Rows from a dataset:

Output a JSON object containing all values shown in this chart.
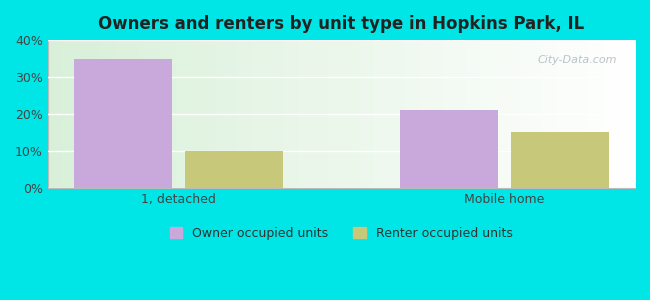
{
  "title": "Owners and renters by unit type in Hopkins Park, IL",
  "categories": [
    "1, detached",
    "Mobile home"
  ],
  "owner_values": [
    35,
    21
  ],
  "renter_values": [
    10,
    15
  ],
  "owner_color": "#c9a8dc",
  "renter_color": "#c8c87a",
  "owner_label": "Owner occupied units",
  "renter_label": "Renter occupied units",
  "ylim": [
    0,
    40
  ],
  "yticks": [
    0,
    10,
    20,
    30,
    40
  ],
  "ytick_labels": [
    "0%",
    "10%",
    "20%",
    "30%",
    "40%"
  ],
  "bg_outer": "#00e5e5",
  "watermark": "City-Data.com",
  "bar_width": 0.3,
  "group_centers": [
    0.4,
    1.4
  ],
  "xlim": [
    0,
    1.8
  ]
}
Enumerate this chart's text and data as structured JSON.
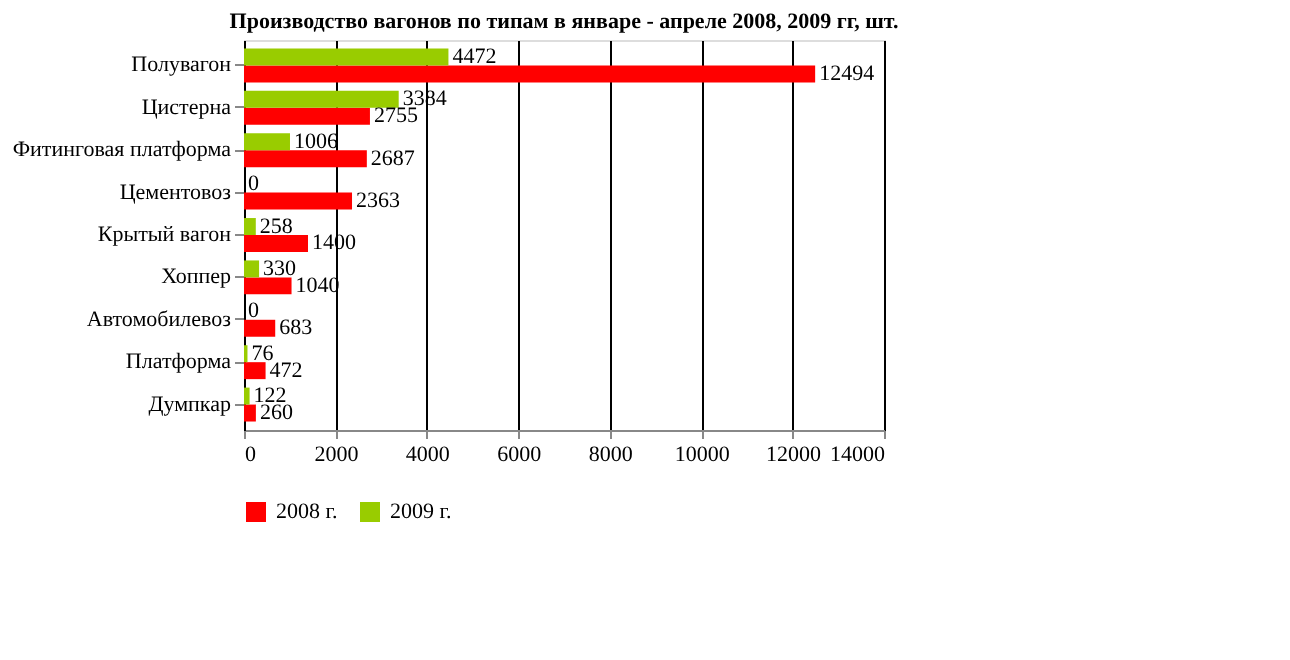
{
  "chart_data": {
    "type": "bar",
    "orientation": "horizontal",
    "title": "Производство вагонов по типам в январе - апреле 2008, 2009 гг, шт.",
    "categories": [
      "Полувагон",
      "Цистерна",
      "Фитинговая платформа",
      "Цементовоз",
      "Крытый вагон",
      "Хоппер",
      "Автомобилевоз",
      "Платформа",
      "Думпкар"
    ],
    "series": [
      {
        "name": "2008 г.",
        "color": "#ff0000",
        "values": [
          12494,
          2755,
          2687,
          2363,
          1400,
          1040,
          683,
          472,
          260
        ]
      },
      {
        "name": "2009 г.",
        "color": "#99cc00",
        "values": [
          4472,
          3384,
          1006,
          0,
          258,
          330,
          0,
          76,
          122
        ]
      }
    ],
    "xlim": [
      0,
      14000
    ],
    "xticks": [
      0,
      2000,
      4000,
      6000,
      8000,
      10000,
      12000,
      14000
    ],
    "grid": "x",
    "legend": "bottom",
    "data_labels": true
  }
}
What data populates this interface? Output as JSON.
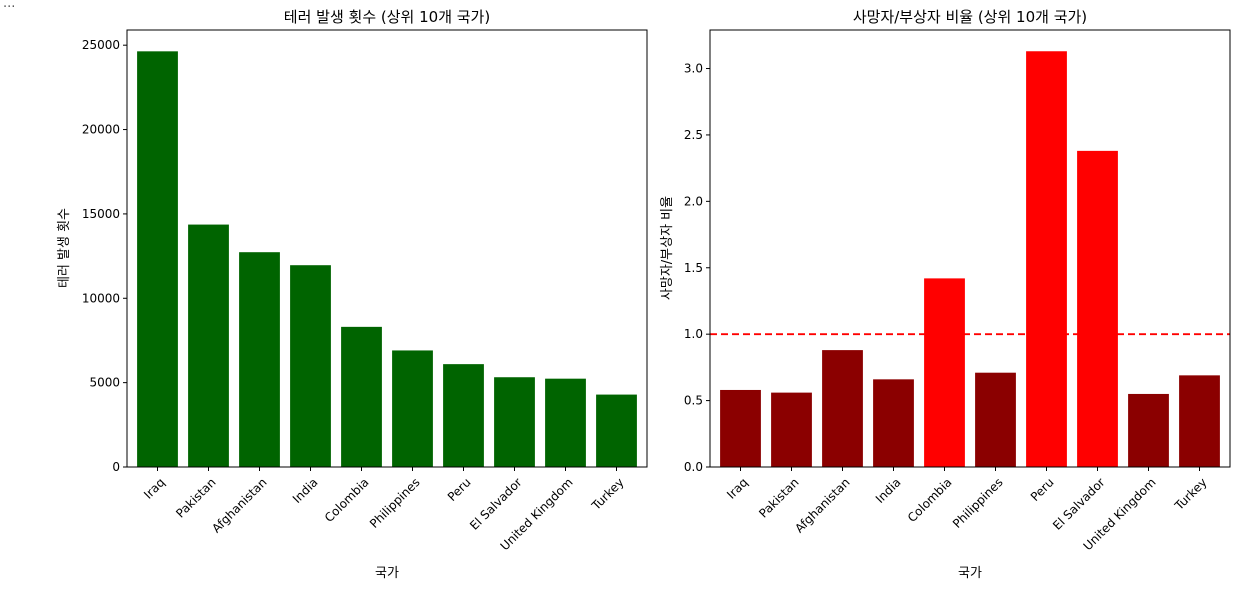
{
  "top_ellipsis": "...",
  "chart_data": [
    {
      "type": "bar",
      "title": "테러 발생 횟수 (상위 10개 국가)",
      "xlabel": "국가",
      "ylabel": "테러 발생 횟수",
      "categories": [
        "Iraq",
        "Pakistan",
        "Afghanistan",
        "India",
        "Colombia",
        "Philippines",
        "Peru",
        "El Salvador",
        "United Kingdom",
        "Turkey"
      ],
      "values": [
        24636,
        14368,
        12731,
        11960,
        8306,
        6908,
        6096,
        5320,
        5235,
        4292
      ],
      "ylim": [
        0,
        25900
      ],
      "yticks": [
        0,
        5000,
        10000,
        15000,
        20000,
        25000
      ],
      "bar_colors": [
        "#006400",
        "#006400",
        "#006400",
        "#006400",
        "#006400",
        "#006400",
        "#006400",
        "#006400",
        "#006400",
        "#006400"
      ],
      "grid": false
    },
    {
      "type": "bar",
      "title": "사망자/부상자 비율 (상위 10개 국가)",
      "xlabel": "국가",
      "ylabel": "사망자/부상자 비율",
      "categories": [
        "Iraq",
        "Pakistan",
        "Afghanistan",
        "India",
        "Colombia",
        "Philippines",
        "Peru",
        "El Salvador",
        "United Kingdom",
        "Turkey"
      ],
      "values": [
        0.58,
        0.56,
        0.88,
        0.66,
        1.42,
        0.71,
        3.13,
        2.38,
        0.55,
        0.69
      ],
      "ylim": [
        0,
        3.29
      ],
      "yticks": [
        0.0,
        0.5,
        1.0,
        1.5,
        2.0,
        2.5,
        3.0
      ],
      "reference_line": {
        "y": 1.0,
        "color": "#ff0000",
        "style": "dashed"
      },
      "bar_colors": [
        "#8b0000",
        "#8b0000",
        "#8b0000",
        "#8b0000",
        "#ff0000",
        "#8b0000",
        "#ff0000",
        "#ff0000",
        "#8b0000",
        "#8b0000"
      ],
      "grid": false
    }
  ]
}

OBJECTIVE:
Repeat the entries exactly and keep the pictures out of the copy.

THE COMPLETED TASK:
Output a JSON object containing all values shown in this chart.
{
  "title": "Owners and renters by unit type in Hopkins Park, IL",
  "categories": [
    "1, detached",
    "Mobile home"
  ],
  "owner_values": [
    35,
    21
  ],
  "renter_values": [
    10,
    15
  ],
  "owner_color": "#c9a8dc",
  "renter_color": "#c8c87a",
  "owner_label": "Owner occupied units",
  "renter_label": "Renter occupied units",
  "ylim": [
    0,
    40
  ],
  "yticks": [
    0,
    10,
    20,
    30,
    40
  ],
  "ytick_labels": [
    "0%",
    "10%",
    "20%",
    "30%",
    "40%"
  ],
  "bg_outer": "#00e5e5",
  "watermark": "City-Data.com",
  "bar_width": 0.3,
  "group_centers": [
    0.4,
    1.4
  ],
  "xlim": [
    0,
    1.8
  ]
}
Enumerate this chart's text and data as structured JSON.
{
  "chart_data": {
    "type": "bar",
    "orientation": "horizontal",
    "title": "Производство вагонов по типам в январе - апреле 2008, 2009 гг, шт.",
    "categories": [
      "Полувагон",
      "Цистерна",
      "Фитинговая платформа",
      "Цементовоз",
      "Крытый вагон",
      "Хоппер",
      "Автомобилевоз",
      "Платформа",
      "Думпкар"
    ],
    "series": [
      {
        "name": "2008 г.",
        "color": "#ff0000",
        "values": [
          12494,
          2755,
          2687,
          2363,
          1400,
          1040,
          683,
          472,
          260
        ]
      },
      {
        "name": "2009 г.",
        "color": "#99cc00",
        "values": [
          4472,
          3384,
          1006,
          0,
          258,
          330,
          0,
          76,
          122
        ]
      }
    ],
    "xlim": [
      0,
      14000
    ],
    "xticks": [
      0,
      2000,
      4000,
      6000,
      8000,
      10000,
      12000,
      14000
    ],
    "grid": "x",
    "legend": "bottom",
    "data_labels": true
  }
}
What data populates this interface? Output as JSON.
{
  "top_ellipsis": "...",
  "chart_data": [
    {
      "type": "bar",
      "title": "테러 발생 횟수 (상위 10개 국가)",
      "xlabel": "국가",
      "ylabel": "테러 발생 횟수",
      "categories": [
        "Iraq",
        "Pakistan",
        "Afghanistan",
        "India",
        "Colombia",
        "Philippines",
        "Peru",
        "El Salvador",
        "United Kingdom",
        "Turkey"
      ],
      "values": [
        24636,
        14368,
        12731,
        11960,
        8306,
        6908,
        6096,
        5320,
        5235,
        4292
      ],
      "ylim": [
        0,
        25900
      ],
      "yticks": [
        0,
        5000,
        10000,
        15000,
        20000,
        25000
      ],
      "bar_colors": [
        "#006400",
        "#006400",
        "#006400",
        "#006400",
        "#006400",
        "#006400",
        "#006400",
        "#006400",
        "#006400",
        "#006400"
      ],
      "grid": false
    },
    {
      "type": "bar",
      "title": "사망자/부상자 비율 (상위 10개 국가)",
      "xlabel": "국가",
      "ylabel": "사망자/부상자 비율",
      "categories": [
        "Iraq",
        "Pakistan",
        "Afghanistan",
        "India",
        "Colombia",
        "Philippines",
        "Peru",
        "El Salvador",
        "United Kingdom",
        "Turkey"
      ],
      "values": [
        0.58,
        0.56,
        0.88,
        0.66,
        1.42,
        0.71,
        3.13,
        2.38,
        0.55,
        0.69
      ],
      "ylim": [
        0,
        3.29
      ],
      "yticks": [
        0.0,
        0.5,
        1.0,
        1.5,
        2.0,
        2.5,
        3.0
      ],
      "reference_line": {
        "y": 1.0,
        "color": "#ff0000",
        "style": "dashed"
      },
      "bar_colors": [
        "#8b0000",
        "#8b0000",
        "#8b0000",
        "#8b0000",
        "#ff0000",
        "#8b0000",
        "#ff0000",
        "#ff0000",
        "#8b0000",
        "#8b0000"
      ],
      "grid": false
    }
  ]
}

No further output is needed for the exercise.